═════ ROWS ═════
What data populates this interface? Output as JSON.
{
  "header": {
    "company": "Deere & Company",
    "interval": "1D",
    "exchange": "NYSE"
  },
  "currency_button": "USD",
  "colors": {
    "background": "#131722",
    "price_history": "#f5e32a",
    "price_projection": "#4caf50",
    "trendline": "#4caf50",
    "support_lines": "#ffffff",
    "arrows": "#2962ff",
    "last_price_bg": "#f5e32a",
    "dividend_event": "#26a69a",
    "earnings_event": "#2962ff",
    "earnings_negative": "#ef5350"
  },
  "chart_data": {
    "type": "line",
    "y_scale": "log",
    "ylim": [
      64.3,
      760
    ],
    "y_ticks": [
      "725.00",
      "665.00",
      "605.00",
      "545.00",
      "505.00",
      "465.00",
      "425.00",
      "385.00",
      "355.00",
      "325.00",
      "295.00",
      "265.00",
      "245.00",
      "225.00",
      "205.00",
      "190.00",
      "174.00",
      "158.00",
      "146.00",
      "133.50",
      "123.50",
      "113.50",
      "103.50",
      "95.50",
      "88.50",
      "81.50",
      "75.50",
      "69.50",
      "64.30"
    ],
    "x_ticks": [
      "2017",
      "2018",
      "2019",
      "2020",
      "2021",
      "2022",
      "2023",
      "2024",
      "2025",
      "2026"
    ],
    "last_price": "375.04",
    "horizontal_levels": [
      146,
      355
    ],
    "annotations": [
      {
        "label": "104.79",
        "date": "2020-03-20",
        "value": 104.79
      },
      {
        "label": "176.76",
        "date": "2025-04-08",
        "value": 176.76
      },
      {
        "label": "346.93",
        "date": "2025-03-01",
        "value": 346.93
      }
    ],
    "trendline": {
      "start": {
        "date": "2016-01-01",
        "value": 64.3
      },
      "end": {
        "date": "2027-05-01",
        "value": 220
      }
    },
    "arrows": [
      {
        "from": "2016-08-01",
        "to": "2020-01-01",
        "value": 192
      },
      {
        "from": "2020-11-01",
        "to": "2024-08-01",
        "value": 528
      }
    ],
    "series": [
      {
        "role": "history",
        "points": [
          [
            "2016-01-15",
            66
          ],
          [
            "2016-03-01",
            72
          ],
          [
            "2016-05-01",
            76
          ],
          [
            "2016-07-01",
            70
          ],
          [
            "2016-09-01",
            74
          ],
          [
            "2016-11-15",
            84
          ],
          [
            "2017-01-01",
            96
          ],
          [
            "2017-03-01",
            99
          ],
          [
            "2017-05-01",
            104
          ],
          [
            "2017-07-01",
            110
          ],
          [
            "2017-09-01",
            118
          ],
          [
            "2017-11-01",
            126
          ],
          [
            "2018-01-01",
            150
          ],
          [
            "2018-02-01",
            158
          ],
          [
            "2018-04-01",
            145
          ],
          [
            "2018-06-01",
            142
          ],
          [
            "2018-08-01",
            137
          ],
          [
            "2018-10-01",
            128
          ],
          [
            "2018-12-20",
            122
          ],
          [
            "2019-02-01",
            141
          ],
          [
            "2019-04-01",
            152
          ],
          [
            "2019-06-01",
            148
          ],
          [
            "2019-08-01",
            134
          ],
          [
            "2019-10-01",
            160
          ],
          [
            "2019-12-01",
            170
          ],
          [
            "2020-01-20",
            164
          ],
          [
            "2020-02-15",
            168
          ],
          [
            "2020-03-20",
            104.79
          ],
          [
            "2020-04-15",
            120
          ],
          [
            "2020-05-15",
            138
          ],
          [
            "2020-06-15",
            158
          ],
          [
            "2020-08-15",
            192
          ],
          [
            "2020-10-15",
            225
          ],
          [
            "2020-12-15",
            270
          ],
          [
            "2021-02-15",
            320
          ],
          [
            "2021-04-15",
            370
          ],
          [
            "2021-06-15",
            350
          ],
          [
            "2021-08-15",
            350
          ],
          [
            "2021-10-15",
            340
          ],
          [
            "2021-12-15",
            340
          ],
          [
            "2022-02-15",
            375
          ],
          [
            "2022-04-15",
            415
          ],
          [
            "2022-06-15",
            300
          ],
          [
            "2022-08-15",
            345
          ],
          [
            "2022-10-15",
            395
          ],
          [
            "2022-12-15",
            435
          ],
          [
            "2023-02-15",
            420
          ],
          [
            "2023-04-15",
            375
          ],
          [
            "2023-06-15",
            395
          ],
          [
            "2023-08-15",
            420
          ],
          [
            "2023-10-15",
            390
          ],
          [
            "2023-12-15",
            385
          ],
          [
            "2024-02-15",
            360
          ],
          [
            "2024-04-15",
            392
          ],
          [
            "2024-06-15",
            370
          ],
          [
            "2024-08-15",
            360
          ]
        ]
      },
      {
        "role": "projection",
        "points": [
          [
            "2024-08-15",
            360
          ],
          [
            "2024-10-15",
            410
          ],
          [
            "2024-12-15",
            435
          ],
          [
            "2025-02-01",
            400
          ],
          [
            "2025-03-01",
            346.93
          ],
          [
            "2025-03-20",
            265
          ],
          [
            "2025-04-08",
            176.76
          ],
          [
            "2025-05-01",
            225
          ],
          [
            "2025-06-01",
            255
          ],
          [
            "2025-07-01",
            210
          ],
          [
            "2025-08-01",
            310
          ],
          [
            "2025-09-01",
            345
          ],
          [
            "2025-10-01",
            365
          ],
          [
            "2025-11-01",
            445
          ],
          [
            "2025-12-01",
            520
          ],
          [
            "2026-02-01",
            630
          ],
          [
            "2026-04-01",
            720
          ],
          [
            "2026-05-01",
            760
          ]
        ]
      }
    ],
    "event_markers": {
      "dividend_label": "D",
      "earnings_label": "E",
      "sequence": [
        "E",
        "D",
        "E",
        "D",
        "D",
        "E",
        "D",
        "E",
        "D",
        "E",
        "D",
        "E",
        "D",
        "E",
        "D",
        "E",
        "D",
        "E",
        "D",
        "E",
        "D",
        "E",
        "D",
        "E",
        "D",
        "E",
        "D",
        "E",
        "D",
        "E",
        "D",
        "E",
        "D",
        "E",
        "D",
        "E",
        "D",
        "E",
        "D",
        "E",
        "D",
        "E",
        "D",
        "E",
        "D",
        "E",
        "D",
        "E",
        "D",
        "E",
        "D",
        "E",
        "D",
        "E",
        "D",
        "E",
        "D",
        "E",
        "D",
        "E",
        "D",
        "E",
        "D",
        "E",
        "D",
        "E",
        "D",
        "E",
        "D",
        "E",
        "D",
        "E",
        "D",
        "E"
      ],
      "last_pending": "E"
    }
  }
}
═════
STATED GOAL:
Write the material out again in its entirety, exactly as shown.

SOLUTION TO THE EXERCISE:
What data populates this interface? Output as JSON.
{
  "header": {
    "company": "Deere & Company",
    "interval": "1D",
    "exchange": "NYSE"
  },
  "currency_button": "USD",
  "colors": {
    "background": "#131722",
    "price_history": "#f5e32a",
    "price_projection": "#4caf50",
    "trendline": "#4caf50",
    "support_lines": "#ffffff",
    "arrows": "#2962ff",
    "last_price_bg": "#f5e32a",
    "dividend_event": "#26a69a",
    "earnings_event": "#2962ff",
    "earnings_negative": "#ef5350"
  },
  "chart_data": {
    "type": "line",
    "y_scale": "log",
    "ylim": [
      64.3,
      760
    ],
    "y_ticks": [
      "725.00",
      "665.00",
      "605.00",
      "545.00",
      "505.00",
      "465.00",
      "425.00",
      "385.00",
      "355.00",
      "325.00",
      "295.00",
      "265.00",
      "245.00",
      "225.00",
      "205.00",
      "190.00",
      "174.00",
      "158.00",
      "146.00",
      "133.50",
      "123.50",
      "113.50",
      "103.50",
      "95.50",
      "88.50",
      "81.50",
      "75.50",
      "69.50",
      "64.30"
    ],
    "x_ticks": [
      "2017",
      "2018",
      "2019",
      "2020",
      "2021",
      "2022",
      "2023",
      "2024",
      "2025",
      "2026"
    ],
    "last_price": "375.04",
    "horizontal_levels": [
      146,
      355
    ],
    "annotations": [
      {
        "label": "104.79",
        "date": "2020-03-20",
        "value": 104.79
      },
      {
        "label": "176.76",
        "date": "2025-04-08",
        "value": 176.76
      },
      {
        "label": "346.93",
        "date": "2025-03-01",
        "value": 346.93
      }
    ],
    "trendline": {
      "start": {
        "date": "2016-01-01",
        "value": 64.3
      },
      "end": {
        "date": "2027-05-01",
        "value": 220
      }
    },
    "arrows": [
      {
        "from": "2016-08-01",
        "to": "2020-01-01",
        "value": 192
      },
      {
        "from": "2020-11-01",
        "to": "2024-08-01",
        "value": 528
      }
    ],
    "series": [
      {
        "role": "history",
        "points": [
          [
            "2016-01-15",
            66
          ],
          [
            "2016-03-01",
            72
          ],
          [
            "2016-05-01",
            76
          ],
          [
            "2016-07-01",
            70
          ],
          [
            "2016-09-01",
            74
          ],
          [
            "2016-11-15",
            84
          ],
          [
            "2017-01-01",
            96
          ],
          [
            "2017-03-01",
            99
          ],
          [
            "2017-05-01",
            104
          ],
          [
            "2017-07-01",
            110
          ],
          [
            "2017-09-01",
            118
          ],
          [
            "2017-11-01",
            126
          ],
          [
            "2018-01-01",
            150
          ],
          [
            "2018-02-01",
            158
          ],
          [
            "2018-04-01",
            145
          ],
          [
            "2018-06-01",
            142
          ],
          [
            "2018-08-01",
            137
          ],
          [
            "2018-10-01",
            128
          ],
          [
            "2018-12-20",
            122
          ],
          [
            "2019-02-01",
            141
          ],
          [
            "2019-04-01",
            152
          ],
          [
            "2019-06-01",
            148
          ],
          [
            "2019-08-01",
            134
          ],
          [
            "2019-10-01",
            160
          ],
          [
            "2019-12-01",
            170
          ],
          [
            "2020-01-20",
            164
          ],
          [
            "2020-02-15",
            168
          ],
          [
            "2020-03-20",
            104.79
          ],
          [
            "2020-04-15",
            120
          ],
          [
            "2020-05-15",
            138
          ],
          [
            "2020-06-15",
            158
          ],
          [
            "2020-08-15",
            192
          ],
          [
            "2020-10-15",
            225
          ],
          [
            "2020-12-15",
            270
          ],
          [
            "2021-02-15",
            320
          ],
          [
            "2021-04-15",
            370
          ],
          [
            "2021-06-15",
            350
          ],
          [
            "2021-08-15",
            350
          ],
          [
            "2021-10-15",
            340
          ],
          [
            "2021-12-15",
            340
          ],
          [
            "2022-02-15",
            375
          ],
          [
            "2022-04-15",
            415
          ],
          [
            "2022-06-15",
            300
          ],
          [
            "2022-08-15",
            345
          ],
          [
            "2022-10-15",
            395
          ],
          [
            "2022-12-15",
            435
          ],
          [
            "2023-02-15",
            420
          ],
          [
            "2023-04-15",
            375
          ],
          [
            "2023-06-15",
            395
          ],
          [
            "2023-08-15",
            420
          ],
          [
            "2023-10-15",
            390
          ],
          [
            "2023-12-15",
            385
          ],
          [
            "2024-02-15",
            360
          ],
          [
            "2024-04-15",
            392
          ],
          [
            "2024-06-15",
            370
          ],
          [
            "2024-08-15",
            360
          ]
        ]
      },
      {
        "role": "projection",
        "points": [
          [
            "2024-08-15",
            360
          ],
          [
            "2024-10-15",
            410
          ],
          [
            "2024-12-15",
            435
          ],
          [
            "2025-02-01",
            400
          ],
          [
            "2025-03-01",
            346.93
          ],
          [
            "2025-03-20",
            265
          ],
          [
            "2025-04-08",
            176.76
          ],
          [
            "2025-05-01",
            225
          ],
          [
            "2025-06-01",
            255
          ],
          [
            "2025-07-01",
            210
          ],
          [
            "2025-08-01",
            310
          ],
          [
            "2025-09-01",
            345
          ],
          [
            "2025-10-01",
            365
          ],
          [
            "2025-11-01",
            445
          ],
          [
            "2025-12-01",
            520
          ],
          [
            "2026-02-01",
            630
          ],
          [
            "2026-04-01",
            720
          ],
          [
            "2026-05-01",
            760
          ]
        ]
      }
    ],
    "event_markers": {
      "dividend_label": "D",
      "earnings_label": "E",
      "sequence": [
        "E",
        "D",
        "E",
        "D",
        "D",
        "E",
        "D",
        "E",
        "D",
        "E",
        "D",
        "E",
        "D",
        "E",
        "D",
        "E",
        "D",
        "E",
        "D",
        "E",
        "D",
        "E",
        "D",
        "E",
        "D",
        "E",
        "D",
        "E",
        "D",
        "E",
        "D",
        "E",
        "D",
        "E",
        "D",
        "E",
        "D",
        "E",
        "D",
        "E",
        "D",
        "E",
        "D",
        "E",
        "D",
        "E",
        "D",
        "E",
        "D",
        "E",
        "D",
        "E",
        "D",
        "E",
        "D",
        "E",
        "D",
        "E",
        "D",
        "E",
        "D",
        "E",
        "D",
        "E",
        "D",
        "E",
        "D",
        "E",
        "D",
        "E",
        "D",
        "E",
        "D",
        "E"
      ],
      "last_pending": "E"
    }
  }
}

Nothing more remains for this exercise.